> [WHAT NEEDS TO BE DONE]:
Reproduce the data that follows in its entirety, character for character.

> [PROVIDED DATA]:
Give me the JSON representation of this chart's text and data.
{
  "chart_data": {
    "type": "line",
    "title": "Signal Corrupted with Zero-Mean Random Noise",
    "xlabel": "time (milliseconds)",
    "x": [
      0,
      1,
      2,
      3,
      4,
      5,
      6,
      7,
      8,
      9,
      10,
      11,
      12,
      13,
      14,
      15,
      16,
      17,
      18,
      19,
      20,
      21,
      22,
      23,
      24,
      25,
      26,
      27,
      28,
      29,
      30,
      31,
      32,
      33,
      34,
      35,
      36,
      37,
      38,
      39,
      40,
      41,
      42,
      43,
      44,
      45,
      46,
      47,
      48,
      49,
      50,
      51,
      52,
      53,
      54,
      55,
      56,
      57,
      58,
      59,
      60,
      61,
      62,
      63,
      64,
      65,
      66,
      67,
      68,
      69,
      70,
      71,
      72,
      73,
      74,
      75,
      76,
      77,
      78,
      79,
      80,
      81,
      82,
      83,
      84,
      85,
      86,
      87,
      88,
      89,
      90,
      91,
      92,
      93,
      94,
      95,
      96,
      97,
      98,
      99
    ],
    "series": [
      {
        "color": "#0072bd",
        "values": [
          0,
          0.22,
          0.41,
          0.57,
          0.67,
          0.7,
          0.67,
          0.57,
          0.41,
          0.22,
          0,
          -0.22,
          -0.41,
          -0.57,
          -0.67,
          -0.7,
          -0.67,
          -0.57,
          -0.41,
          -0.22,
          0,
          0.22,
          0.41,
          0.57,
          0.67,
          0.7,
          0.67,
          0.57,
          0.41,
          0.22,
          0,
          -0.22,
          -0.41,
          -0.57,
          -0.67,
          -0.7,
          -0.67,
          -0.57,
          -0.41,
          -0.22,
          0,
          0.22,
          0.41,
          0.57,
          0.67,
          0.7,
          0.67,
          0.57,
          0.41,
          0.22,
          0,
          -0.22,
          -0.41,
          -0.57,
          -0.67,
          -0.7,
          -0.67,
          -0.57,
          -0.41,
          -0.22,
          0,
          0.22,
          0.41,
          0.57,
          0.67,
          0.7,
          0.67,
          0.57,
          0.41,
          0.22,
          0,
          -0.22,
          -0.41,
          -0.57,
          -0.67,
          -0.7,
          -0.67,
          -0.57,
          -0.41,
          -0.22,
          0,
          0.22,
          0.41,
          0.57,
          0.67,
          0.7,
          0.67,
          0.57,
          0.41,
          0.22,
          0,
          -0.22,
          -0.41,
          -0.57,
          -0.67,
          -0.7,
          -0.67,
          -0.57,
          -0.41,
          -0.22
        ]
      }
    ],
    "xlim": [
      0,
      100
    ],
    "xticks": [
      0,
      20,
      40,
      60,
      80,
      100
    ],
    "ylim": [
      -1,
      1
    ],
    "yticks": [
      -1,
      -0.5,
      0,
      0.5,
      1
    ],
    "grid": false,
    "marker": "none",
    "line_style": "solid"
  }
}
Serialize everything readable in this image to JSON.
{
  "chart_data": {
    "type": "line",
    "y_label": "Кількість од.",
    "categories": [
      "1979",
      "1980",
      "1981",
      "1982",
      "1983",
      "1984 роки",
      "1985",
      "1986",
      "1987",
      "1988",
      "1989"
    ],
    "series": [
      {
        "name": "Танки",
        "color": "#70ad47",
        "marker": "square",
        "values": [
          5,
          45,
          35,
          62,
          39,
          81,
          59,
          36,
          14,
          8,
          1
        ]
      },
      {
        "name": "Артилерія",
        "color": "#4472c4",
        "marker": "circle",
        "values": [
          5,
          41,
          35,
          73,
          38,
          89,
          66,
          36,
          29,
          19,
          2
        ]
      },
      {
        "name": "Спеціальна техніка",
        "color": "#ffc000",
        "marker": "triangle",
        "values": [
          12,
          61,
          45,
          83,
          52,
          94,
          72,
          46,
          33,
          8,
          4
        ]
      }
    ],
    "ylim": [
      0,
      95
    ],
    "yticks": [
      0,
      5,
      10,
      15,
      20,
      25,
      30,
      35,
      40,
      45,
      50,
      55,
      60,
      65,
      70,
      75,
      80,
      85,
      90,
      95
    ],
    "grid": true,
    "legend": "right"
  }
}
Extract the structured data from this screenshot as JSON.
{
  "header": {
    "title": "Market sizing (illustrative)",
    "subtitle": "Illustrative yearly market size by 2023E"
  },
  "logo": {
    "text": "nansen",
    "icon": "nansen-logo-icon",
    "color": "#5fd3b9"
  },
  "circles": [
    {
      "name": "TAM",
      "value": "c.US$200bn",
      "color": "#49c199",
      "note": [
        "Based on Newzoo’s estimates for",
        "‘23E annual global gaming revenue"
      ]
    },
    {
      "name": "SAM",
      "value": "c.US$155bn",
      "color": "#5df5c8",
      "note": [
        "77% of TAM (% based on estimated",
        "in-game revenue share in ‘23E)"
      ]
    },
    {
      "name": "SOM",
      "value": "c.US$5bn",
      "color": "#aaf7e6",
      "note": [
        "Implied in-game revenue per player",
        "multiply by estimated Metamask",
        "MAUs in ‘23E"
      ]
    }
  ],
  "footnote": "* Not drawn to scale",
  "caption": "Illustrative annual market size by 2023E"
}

> [COMPLETE OUTPUT]:
Give me the JSON representation of this chart's text and data.
{
  "chart_data": {
    "type": "line",
    "title": "Signal Corrupted with Zero-Mean Random Noise",
    "xlabel": "time (milliseconds)",
    "x": [
      0,
      1,
      2,
      3,
      4,
      5,
      6,
      7,
      8,
      9,
      10,
      11,
      12,
      13,
      14,
      15,
      16,
      17,
      18,
      19,
      20,
      21,
      22,
      23,
      24,
      25,
      26,
      27,
      28,
      29,
      30,
      31,
      32,
      33,
      34,
      35,
      36,
      37,
      38,
      39,
      40,
      41,
      42,
      43,
      44,
      45,
      46,
      47,
      48,
      49,
      50,
      51,
      52,
      53,
      54,
      55,
      56,
      57,
      58,
      59,
      60,
      61,
      62,
      63,
      64,
      65,
      66,
      67,
      68,
      69,
      70,
      71,
      72,
      73,
      74,
      75,
      76,
      77,
      78,
      79,
      80,
      81,
      82,
      83,
      84,
      85,
      86,
      87,
      88,
      89,
      90,
      91,
      92,
      93,
      94,
      95,
      96,
      97,
      98,
      99
    ],
    "series": [
      {
        "color": "#0072bd",
        "values": [
          0,
          0.22,
          0.41,
          0.57,
          0.67,
          0.7,
          0.67,
          0.57,
          0.41,
          0.22,
          0,
          -0.22,
          -0.41,
          -0.57,
          -0.67,
          -0.7,
          -0.67,
          -0.57,
          -0.41,
          -0.22,
          0,
          0.22,
          0.41,
          0.57,
          0.67,
          0.7,
          0.67,
          0.57,
          0.41,
          0.22,
          0,
          -0.22,
          -0.41,
          -0.57,
          -0.67,
          -0.7,
          -0.67,
          -0.57,
          -0.41,
          -0.22,
          0,
          0.22,
          0.41,
          0.57,
          0.67,
          0.7,
          0.67,
          0.57,
          0.41,
          0.22,
          0,
          -0.22,
          -0.41,
          -0.57,
          -0.67,
          -0.7,
          -0.67,
          -0.57,
          -0.41,
          -0.22,
          0,
          0.22,
          0.41,
          0.57,
          0.67,
          0.7,
          0.67,
          0.57,
          0.41,
          0.22,
          0,
          -0.22,
          -0.41,
          -0.57,
          -0.67,
          -0.7,
          -0.67,
          -0.57,
          -0.41,
          -0.22,
          0,
          0.22,
          0.41,
          0.57,
          0.67,
          0.7,
          0.67,
          0.57,
          0.41,
          0.22,
          0,
          -0.22,
          -0.41,
          -0.57,
          -0.67,
          -0.7,
          -0.67,
          -0.57,
          -0.41,
          -0.22
        ]
      }
    ],
    "xlim": [
      0,
      100
    ],
    "xticks": [
      0,
      20,
      40,
      60,
      80,
      100
    ],
    "ylim": [
      -1,
      1
    ],
    "yticks": [
      -1,
      -0.5,
      0,
      0.5,
      1
    ],
    "grid": false,
    "marker": "none",
    "line_style": "solid"
  }
}
Serialize everything readable in this image to JSON.
{
  "chart_data": {
    "type": "line",
    "y_label": "Кількість од.",
    "categories": [
      "1979",
      "1980",
      "1981",
      "1982",
      "1983",
      "1984 роки",
      "1985",
      "1986",
      "1987",
      "1988",
      "1989"
    ],
    "series": [
      {
        "name": "Танки",
        "color": "#70ad47",
        "marker": "square",
        "values": [
          5,
          45,
          35,
          62,
          39,
          81,
          59,
          36,
          14,
          8,
          1
        ]
      },
      {
        "name": "Артилерія",
        "color": "#4472c4",
        "marker": "circle",
        "values": [
          5,
          41,
          35,
          73,
          38,
          89,
          66,
          36,
          29,
          19,
          2
        ]
      },
      {
        "name": "Спеціальна техніка",
        "color": "#ffc000",
        "marker": "triangle",
        "values": [
          12,
          61,
          45,
          83,
          52,
          94,
          72,
          46,
          33,
          8,
          4
        ]
      }
    ],
    "ylim": [
      0,
      95
    ],
    "yticks": [
      0,
      5,
      10,
      15,
      20,
      25,
      30,
      35,
      40,
      45,
      50,
      55,
      60,
      65,
      70,
      75,
      80,
      85,
      90,
      95
    ],
    "grid": true,
    "legend": "right"
  }
}
Extract the structured data from this screenshot as JSON.
{
  "header": {
    "title": "Market sizing (illustrative)",
    "subtitle": "Illustrative yearly market size by 2023E"
  },
  "logo": {
    "text": "nansen",
    "icon": "nansen-logo-icon",
    "color": "#5fd3b9"
  },
  "circles": [
    {
      "name": "TAM",
      "value": "c.US$200bn",
      "color": "#49c199",
      "note": [
        "Based on Newzoo’s estimates for",
        "‘23E annual global gaming revenue"
      ]
    },
    {
      "name": "SAM",
      "value": "c.US$155bn",
      "color": "#5df5c8",
      "note": [
        "77% of TAM (% based on estimated",
        "in-game revenue share in ‘23E)"
      ]
    },
    {
      "name": "SOM",
      "value": "c.US$5bn",
      "color": "#aaf7e6",
      "note": [
        "Implied in-game revenue per player",
        "multiply by estimated Metamask",
        "MAUs in ‘23E"
      ]
    }
  ],
  "footnote": "* Not drawn to scale",
  "caption": "Illustrative annual market size by 2023E"
}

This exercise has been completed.